====== RECORDS FOR THIS EXERCISE

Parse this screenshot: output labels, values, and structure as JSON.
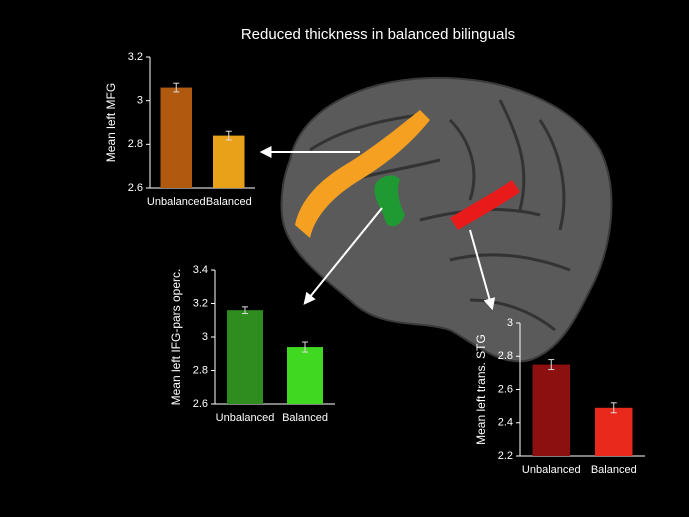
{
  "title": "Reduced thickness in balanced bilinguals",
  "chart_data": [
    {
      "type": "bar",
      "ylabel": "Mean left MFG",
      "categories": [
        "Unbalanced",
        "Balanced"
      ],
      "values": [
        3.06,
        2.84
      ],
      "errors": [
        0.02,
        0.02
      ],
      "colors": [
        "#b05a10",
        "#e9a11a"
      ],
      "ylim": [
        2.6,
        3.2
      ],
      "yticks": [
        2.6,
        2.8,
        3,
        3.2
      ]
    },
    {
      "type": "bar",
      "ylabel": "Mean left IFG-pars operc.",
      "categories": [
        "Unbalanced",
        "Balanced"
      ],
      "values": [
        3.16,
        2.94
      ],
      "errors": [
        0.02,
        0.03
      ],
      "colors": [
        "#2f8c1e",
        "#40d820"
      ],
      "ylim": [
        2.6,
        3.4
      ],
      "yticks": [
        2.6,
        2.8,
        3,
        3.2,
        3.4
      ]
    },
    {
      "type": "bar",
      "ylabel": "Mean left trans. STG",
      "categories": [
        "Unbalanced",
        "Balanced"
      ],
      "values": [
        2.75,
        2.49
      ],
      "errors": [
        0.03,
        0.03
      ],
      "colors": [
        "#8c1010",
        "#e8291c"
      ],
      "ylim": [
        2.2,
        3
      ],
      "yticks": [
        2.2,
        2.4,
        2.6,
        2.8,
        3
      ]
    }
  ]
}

============

#### EXERCISE REQUIREMENTS
Copy all of the entries verbatim, leaving out any pictures they contain.

#### TASK RESULT
Parse this screenshot: output labels, values, and structure as JSON.
{
  "title": "Reduced thickness in balanced bilinguals",
  "chart_data": [
    {
      "type": "bar",
      "ylabel": "Mean left MFG",
      "categories": [
        "Unbalanced",
        "Balanced"
      ],
      "values": [
        3.06,
        2.84
      ],
      "errors": [
        0.02,
        0.02
      ],
      "colors": [
        "#b05a10",
        "#e9a11a"
      ],
      "ylim": [
        2.6,
        3.2
      ],
      "yticks": [
        2.6,
        2.8,
        3,
        3.2
      ]
    },
    {
      "type": "bar",
      "ylabel": "Mean left IFG-pars operc.",
      "categories": [
        "Unbalanced",
        "Balanced"
      ],
      "values": [
        3.16,
        2.94
      ],
      "errors": [
        0.02,
        0.03
      ],
      "colors": [
        "#2f8c1e",
        "#40d820"
      ],
      "ylim": [
        2.6,
        3.4
      ],
      "yticks": [
        2.6,
        2.8,
        3,
        3.2,
        3.4
      ]
    },
    {
      "type": "bar",
      "ylabel": "Mean left trans. STG",
      "categories": [
        "Unbalanced",
        "Balanced"
      ],
      "values": [
        2.75,
        2.49
      ],
      "errors": [
        0.03,
        0.03
      ],
      "colors": [
        "#8c1010",
        "#e8291c"
      ],
      "ylim": [
        2.2,
        3
      ],
      "yticks": [
        2.2,
        2.4,
        2.6,
        2.8,
        3
      ]
    }
  ]
}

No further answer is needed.